- [TASK DIRECTIONS]: Check each line below for the word "title" and give the number of lines that have it, nothing more.
===
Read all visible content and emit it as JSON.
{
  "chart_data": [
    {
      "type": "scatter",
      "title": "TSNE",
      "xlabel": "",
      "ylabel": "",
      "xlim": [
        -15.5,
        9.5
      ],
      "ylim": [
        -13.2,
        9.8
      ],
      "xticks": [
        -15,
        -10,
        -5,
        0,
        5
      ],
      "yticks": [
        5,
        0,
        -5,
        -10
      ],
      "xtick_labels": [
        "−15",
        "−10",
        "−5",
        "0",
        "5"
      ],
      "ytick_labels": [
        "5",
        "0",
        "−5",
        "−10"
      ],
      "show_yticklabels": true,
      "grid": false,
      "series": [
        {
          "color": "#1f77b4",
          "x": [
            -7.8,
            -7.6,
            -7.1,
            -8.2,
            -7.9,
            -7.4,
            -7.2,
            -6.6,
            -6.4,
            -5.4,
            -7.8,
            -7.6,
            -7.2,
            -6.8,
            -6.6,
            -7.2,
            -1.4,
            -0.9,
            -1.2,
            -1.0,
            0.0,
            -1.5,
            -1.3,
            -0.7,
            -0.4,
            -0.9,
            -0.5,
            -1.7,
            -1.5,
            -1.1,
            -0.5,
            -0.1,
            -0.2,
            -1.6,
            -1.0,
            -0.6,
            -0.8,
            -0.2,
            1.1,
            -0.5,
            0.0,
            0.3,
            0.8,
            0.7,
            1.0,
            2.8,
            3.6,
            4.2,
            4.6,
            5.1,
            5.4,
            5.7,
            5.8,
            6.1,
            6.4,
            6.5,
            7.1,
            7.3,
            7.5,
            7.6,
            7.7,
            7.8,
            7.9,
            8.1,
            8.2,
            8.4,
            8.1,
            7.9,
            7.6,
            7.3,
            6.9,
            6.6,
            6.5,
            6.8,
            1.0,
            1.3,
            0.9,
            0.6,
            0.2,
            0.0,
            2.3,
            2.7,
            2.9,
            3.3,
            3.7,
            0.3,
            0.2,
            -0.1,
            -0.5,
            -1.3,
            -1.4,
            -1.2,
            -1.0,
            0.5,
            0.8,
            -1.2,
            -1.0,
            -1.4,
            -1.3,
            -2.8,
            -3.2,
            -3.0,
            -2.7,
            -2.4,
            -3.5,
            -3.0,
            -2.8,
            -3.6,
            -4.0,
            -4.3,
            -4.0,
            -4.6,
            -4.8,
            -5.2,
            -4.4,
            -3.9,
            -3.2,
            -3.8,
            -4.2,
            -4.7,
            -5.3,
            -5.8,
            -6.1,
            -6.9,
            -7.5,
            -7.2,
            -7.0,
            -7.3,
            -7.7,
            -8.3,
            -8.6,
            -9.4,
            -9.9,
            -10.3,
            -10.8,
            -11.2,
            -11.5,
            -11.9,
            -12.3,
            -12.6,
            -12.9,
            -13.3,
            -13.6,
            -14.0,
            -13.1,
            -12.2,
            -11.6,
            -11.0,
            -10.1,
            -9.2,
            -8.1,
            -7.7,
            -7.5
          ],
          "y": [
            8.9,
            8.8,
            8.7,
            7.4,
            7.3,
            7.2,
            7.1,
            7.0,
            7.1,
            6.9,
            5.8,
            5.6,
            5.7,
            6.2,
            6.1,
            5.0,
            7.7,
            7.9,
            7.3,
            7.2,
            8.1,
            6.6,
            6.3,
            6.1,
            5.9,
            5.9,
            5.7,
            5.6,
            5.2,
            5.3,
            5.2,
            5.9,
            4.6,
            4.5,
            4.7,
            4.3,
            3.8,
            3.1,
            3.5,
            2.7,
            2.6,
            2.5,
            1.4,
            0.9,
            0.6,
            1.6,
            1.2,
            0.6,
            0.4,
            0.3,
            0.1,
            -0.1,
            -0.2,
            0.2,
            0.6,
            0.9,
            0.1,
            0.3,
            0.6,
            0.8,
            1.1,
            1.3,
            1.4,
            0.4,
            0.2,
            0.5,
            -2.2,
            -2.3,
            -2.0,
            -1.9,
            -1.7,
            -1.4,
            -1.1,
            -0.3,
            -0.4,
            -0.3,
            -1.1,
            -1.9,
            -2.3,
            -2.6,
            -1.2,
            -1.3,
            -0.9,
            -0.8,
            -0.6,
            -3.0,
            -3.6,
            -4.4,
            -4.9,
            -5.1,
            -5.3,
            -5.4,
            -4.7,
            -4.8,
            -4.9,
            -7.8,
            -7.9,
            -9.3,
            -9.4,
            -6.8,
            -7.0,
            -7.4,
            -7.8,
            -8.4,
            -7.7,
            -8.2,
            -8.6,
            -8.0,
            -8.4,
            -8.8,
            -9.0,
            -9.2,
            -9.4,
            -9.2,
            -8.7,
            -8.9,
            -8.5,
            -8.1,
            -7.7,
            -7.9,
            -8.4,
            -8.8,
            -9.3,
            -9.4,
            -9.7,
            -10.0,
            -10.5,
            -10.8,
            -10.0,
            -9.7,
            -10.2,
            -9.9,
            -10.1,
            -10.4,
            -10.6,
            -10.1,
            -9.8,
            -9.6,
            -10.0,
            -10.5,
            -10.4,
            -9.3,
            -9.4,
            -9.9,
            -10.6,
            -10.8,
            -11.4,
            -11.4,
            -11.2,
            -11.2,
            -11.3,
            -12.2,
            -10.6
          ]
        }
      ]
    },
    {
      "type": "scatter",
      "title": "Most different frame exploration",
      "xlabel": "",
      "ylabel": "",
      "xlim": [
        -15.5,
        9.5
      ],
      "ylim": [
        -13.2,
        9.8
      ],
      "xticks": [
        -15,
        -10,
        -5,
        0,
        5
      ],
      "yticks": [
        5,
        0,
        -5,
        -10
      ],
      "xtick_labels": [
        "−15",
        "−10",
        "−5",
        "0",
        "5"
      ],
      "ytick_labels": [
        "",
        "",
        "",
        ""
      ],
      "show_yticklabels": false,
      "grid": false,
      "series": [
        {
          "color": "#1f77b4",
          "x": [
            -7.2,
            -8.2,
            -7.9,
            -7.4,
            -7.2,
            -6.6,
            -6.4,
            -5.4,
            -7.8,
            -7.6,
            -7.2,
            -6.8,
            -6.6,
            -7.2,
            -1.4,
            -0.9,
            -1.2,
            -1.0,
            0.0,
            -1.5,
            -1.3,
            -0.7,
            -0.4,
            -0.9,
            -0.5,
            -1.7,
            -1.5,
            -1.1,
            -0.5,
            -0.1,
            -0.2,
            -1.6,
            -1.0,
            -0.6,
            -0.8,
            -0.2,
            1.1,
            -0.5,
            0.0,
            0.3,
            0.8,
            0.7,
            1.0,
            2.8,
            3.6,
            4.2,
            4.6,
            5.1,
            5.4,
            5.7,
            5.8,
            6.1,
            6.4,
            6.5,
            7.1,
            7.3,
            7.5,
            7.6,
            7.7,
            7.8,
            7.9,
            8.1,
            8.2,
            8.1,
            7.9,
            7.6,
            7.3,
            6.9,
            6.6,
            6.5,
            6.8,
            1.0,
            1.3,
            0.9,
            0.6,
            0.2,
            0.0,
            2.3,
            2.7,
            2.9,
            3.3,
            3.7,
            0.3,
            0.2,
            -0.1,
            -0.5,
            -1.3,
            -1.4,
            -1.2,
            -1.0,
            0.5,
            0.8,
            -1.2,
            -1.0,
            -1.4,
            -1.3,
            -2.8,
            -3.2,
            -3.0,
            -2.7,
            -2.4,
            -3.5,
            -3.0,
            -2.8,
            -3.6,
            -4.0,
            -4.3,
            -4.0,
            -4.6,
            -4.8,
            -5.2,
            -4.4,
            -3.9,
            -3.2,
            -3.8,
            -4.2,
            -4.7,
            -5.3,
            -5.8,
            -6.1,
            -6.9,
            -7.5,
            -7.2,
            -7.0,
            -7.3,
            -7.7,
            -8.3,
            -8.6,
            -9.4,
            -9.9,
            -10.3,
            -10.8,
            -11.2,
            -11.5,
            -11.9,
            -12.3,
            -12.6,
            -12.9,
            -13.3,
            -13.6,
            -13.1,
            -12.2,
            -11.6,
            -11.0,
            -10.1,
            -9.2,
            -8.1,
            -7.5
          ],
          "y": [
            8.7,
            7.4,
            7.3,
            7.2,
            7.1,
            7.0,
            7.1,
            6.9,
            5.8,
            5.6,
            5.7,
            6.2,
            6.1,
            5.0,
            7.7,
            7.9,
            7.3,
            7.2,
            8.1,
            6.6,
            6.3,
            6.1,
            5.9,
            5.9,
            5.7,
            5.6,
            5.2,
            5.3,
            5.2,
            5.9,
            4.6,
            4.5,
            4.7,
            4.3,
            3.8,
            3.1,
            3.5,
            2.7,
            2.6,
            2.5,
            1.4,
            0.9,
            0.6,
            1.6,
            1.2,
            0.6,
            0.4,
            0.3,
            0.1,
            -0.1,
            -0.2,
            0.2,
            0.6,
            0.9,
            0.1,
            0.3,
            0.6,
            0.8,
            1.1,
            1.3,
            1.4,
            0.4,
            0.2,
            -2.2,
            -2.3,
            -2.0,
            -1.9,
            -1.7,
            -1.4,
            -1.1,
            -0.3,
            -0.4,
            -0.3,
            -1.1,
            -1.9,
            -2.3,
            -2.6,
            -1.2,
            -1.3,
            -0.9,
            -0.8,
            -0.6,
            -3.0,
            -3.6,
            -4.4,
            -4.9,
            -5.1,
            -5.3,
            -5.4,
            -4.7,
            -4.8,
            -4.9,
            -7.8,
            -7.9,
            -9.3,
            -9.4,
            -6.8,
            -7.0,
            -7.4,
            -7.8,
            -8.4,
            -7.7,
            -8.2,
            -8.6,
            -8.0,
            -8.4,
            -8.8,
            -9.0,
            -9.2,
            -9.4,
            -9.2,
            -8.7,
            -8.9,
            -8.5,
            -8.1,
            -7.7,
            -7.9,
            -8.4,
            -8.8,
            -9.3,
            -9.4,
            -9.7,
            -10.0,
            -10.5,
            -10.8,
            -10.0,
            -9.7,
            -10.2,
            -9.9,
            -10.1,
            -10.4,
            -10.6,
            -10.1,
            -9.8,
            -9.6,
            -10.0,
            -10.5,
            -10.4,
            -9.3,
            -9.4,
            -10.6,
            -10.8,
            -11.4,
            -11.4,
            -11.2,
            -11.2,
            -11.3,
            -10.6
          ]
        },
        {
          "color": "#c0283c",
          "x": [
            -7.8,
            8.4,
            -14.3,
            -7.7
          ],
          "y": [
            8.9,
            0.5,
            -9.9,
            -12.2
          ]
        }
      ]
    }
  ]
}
===
- [SOLUTION FOR THIS TASK]: 2